> [PROVIDED MATERIAL]:
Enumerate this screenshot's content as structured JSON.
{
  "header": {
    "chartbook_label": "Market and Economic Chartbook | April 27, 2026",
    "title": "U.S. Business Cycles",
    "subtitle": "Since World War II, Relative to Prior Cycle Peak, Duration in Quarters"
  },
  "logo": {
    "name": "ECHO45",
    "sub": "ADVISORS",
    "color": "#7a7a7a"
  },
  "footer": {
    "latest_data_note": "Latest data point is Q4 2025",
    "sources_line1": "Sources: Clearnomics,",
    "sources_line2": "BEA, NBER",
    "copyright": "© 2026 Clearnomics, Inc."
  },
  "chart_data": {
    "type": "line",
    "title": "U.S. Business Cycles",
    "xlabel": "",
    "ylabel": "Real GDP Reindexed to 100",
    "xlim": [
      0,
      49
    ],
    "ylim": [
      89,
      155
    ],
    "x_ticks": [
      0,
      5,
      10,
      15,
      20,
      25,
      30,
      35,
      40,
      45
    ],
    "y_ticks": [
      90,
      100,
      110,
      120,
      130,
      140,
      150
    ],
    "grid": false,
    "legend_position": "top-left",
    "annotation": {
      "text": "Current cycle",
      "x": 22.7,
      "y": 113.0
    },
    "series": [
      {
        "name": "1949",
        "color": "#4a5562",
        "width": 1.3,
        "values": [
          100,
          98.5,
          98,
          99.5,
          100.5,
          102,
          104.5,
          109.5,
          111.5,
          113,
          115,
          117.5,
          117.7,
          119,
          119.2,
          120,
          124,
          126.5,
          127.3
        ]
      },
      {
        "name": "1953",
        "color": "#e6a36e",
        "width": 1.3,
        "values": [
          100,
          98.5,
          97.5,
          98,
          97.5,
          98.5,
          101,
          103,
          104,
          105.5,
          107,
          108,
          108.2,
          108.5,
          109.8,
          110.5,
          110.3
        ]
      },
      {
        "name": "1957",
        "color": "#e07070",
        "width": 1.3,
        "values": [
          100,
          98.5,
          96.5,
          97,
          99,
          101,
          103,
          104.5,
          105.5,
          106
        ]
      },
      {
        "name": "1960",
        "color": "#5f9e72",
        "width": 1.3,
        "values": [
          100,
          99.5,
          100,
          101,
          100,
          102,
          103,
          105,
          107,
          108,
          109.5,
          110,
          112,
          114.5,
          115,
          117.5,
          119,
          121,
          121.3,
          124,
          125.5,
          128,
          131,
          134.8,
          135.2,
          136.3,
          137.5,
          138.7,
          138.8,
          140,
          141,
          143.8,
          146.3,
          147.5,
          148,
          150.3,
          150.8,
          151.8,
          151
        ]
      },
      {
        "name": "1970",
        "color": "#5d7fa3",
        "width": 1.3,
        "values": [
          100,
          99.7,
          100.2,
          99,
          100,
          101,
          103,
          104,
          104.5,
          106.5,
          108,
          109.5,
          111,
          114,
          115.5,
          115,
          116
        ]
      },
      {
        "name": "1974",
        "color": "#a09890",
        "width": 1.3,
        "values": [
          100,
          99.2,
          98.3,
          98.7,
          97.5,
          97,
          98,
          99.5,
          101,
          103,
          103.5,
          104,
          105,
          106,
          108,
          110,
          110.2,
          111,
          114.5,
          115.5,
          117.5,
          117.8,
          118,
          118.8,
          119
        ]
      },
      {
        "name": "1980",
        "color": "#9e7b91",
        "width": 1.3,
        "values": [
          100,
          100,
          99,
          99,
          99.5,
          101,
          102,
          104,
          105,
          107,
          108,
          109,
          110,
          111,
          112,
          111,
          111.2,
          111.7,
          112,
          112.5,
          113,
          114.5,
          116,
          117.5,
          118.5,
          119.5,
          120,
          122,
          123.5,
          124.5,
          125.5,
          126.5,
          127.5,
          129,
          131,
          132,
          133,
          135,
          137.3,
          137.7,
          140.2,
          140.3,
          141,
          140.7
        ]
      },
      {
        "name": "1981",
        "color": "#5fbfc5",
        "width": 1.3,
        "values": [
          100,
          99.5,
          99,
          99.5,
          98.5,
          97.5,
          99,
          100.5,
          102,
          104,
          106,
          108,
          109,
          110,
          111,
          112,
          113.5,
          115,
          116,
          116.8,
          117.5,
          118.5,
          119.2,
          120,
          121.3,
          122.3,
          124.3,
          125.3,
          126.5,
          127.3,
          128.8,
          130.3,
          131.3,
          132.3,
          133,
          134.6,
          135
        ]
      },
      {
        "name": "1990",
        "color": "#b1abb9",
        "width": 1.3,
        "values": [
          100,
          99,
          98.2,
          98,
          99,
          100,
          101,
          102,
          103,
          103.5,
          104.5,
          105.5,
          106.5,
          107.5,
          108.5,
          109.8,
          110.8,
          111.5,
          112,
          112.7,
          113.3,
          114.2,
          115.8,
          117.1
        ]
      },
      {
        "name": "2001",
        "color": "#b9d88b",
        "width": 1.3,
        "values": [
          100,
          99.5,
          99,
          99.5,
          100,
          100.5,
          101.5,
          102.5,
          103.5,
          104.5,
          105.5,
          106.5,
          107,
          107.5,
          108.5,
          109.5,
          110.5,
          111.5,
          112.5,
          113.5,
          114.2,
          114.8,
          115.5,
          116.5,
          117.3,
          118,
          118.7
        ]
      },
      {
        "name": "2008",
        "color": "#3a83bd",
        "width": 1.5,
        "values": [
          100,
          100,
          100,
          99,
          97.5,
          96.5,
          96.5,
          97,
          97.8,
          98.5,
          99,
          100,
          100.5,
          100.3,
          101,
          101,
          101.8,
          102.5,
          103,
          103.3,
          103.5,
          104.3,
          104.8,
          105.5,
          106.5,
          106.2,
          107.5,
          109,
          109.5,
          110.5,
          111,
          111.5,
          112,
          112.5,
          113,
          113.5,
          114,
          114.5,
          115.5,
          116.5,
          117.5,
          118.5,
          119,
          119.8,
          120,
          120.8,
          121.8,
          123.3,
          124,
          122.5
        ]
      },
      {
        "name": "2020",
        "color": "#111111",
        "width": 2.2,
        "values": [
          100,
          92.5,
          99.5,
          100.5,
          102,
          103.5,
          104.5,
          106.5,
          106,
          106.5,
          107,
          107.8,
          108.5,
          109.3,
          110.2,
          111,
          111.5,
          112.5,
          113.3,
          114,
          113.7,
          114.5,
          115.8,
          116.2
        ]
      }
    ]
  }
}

> [INSTRUCTION]: Extract the complete set of records unchanged.

> [RESULT OF THIS EXERCISE]:
Enumerate this screenshot's content as structured JSON.
{
  "header": {
    "chartbook_label": "Market and Economic Chartbook | April 27, 2026",
    "title": "U.S. Business Cycles",
    "subtitle": "Since World War II, Relative to Prior Cycle Peak, Duration in Quarters"
  },
  "logo": {
    "name": "ECHO45",
    "sub": "ADVISORS",
    "color": "#7a7a7a"
  },
  "footer": {
    "latest_data_note": "Latest data point is Q4 2025",
    "sources_line1": "Sources: Clearnomics,",
    "sources_line2": "BEA, NBER",
    "copyright": "© 2026 Clearnomics, Inc."
  },
  "chart_data": {
    "type": "line",
    "title": "U.S. Business Cycles",
    "xlabel": "",
    "ylabel": "Real GDP Reindexed to 100",
    "xlim": [
      0,
      49
    ],
    "ylim": [
      89,
      155
    ],
    "x_ticks": [
      0,
      5,
      10,
      15,
      20,
      25,
      30,
      35,
      40,
      45
    ],
    "y_ticks": [
      90,
      100,
      110,
      120,
      130,
      140,
      150
    ],
    "grid": false,
    "legend_position": "top-left",
    "annotation": {
      "text": "Current cycle",
      "x": 22.7,
      "y": 113.0
    },
    "series": [
      {
        "name": "1949",
        "color": "#4a5562",
        "width": 1.3,
        "values": [
          100,
          98.5,
          98,
          99.5,
          100.5,
          102,
          104.5,
          109.5,
          111.5,
          113,
          115,
          117.5,
          117.7,
          119,
          119.2,
          120,
          124,
          126.5,
          127.3
        ]
      },
      {
        "name": "1953",
        "color": "#e6a36e",
        "width": 1.3,
        "values": [
          100,
          98.5,
          97.5,
          98,
          97.5,
          98.5,
          101,
          103,
          104,
          105.5,
          107,
          108,
          108.2,
          108.5,
          109.8,
          110.5,
          110.3
        ]
      },
      {
        "name": "1957",
        "color": "#e07070",
        "width": 1.3,
        "values": [
          100,
          98.5,
          96.5,
          97,
          99,
          101,
          103,
          104.5,
          105.5,
          106
        ]
      },
      {
        "name": "1960",
        "color": "#5f9e72",
        "width": 1.3,
        "values": [
          100,
          99.5,
          100,
          101,
          100,
          102,
          103,
          105,
          107,
          108,
          109.5,
          110,
          112,
          114.5,
          115,
          117.5,
          119,
          121,
          121.3,
          124,
          125.5,
          128,
          131,
          134.8,
          135.2,
          136.3,
          137.5,
          138.7,
          138.8,
          140,
          141,
          143.8,
          146.3,
          147.5,
          148,
          150.3,
          150.8,
          151.8,
          151
        ]
      },
      {
        "name": "1970",
        "color": "#5d7fa3",
        "width": 1.3,
        "values": [
          100,
          99.7,
          100.2,
          99,
          100,
          101,
          103,
          104,
          104.5,
          106.5,
          108,
          109.5,
          111,
          114,
          115.5,
          115,
          116
        ]
      },
      {
        "name": "1974",
        "color": "#a09890",
        "width": 1.3,
        "values": [
          100,
          99.2,
          98.3,
          98.7,
          97.5,
          97,
          98,
          99.5,
          101,
          103,
          103.5,
          104,
          105,
          106,
          108,
          110,
          110.2,
          111,
          114.5,
          115.5,
          117.5,
          117.8,
          118,
          118.8,
          119
        ]
      },
      {
        "name": "1980",
        "color": "#9e7b91",
        "width": 1.3,
        "values": [
          100,
          100,
          99,
          99,
          99.5,
          101,
          102,
          104,
          105,
          107,
          108,
          109,
          110,
          111,
          112,
          111,
          111.2,
          111.7,
          112,
          112.5,
          113,
          114.5,
          116,
          117.5,
          118.5,
          119.5,
          120,
          122,
          123.5,
          124.5,
          125.5,
          126.5,
          127.5,
          129,
          131,
          132,
          133,
          135,
          137.3,
          137.7,
          140.2,
          140.3,
          141,
          140.7
        ]
      },
      {
        "name": "1981",
        "color": "#5fbfc5",
        "width": 1.3,
        "values": [
          100,
          99.5,
          99,
          99.5,
          98.5,
          97.5,
          99,
          100.5,
          102,
          104,
          106,
          108,
          109,
          110,
          111,
          112,
          113.5,
          115,
          116,
          116.8,
          117.5,
          118.5,
          119.2,
          120,
          121.3,
          122.3,
          124.3,
          125.3,
          126.5,
          127.3,
          128.8,
          130.3,
          131.3,
          132.3,
          133,
          134.6,
          135
        ]
      },
      {
        "name": "1990",
        "color": "#b1abb9",
        "width": 1.3,
        "values": [
          100,
          99,
          98.2,
          98,
          99,
          100,
          101,
          102,
          103,
          103.5,
          104.5,
          105.5,
          106.5,
          107.5,
          108.5,
          109.8,
          110.8,
          111.5,
          112,
          112.7,
          113.3,
          114.2,
          115.8,
          117.1
        ]
      },
      {
        "name": "2001",
        "color": "#b9d88b",
        "width": 1.3,
        "values": [
          100,
          99.5,
          99,
          99.5,
          100,
          100.5,
          101.5,
          102.5,
          103.5,
          104.5,
          105.5,
          106.5,
          107,
          107.5,
          108.5,
          109.5,
          110.5,
          111.5,
          112.5,
          113.5,
          114.2,
          114.8,
          115.5,
          116.5,
          117.3,
          118,
          118.7
        ]
      },
      {
        "name": "2008",
        "color": "#3a83bd",
        "width": 1.5,
        "values": [
          100,
          100,
          100,
          99,
          97.5,
          96.5,
          96.5,
          97,
          97.8,
          98.5,
          99,
          100,
          100.5,
          100.3,
          101,
          101,
          101.8,
          102.5,
          103,
          103.3,
          103.5,
          104.3,
          104.8,
          105.5,
          106.5,
          106.2,
          107.5,
          109,
          109.5,
          110.5,
          111,
          111.5,
          112,
          112.5,
          113,
          113.5,
          114,
          114.5,
          115.5,
          116.5,
          117.5,
          118.5,
          119,
          119.8,
          120,
          120.8,
          121.8,
          123.3,
          124,
          122.5
        ]
      },
      {
        "name": "2020",
        "color": "#111111",
        "width": 2.2,
        "values": [
          100,
          92.5,
          99.5,
          100.5,
          102,
          103.5,
          104.5,
          106.5,
          106,
          106.5,
          107,
          107.8,
          108.5,
          109.3,
          110.2,
          111,
          111.5,
          112.5,
          113.3,
          114,
          113.7,
          114.5,
          115.8,
          116.2
        ]
      }
    ]
  }
}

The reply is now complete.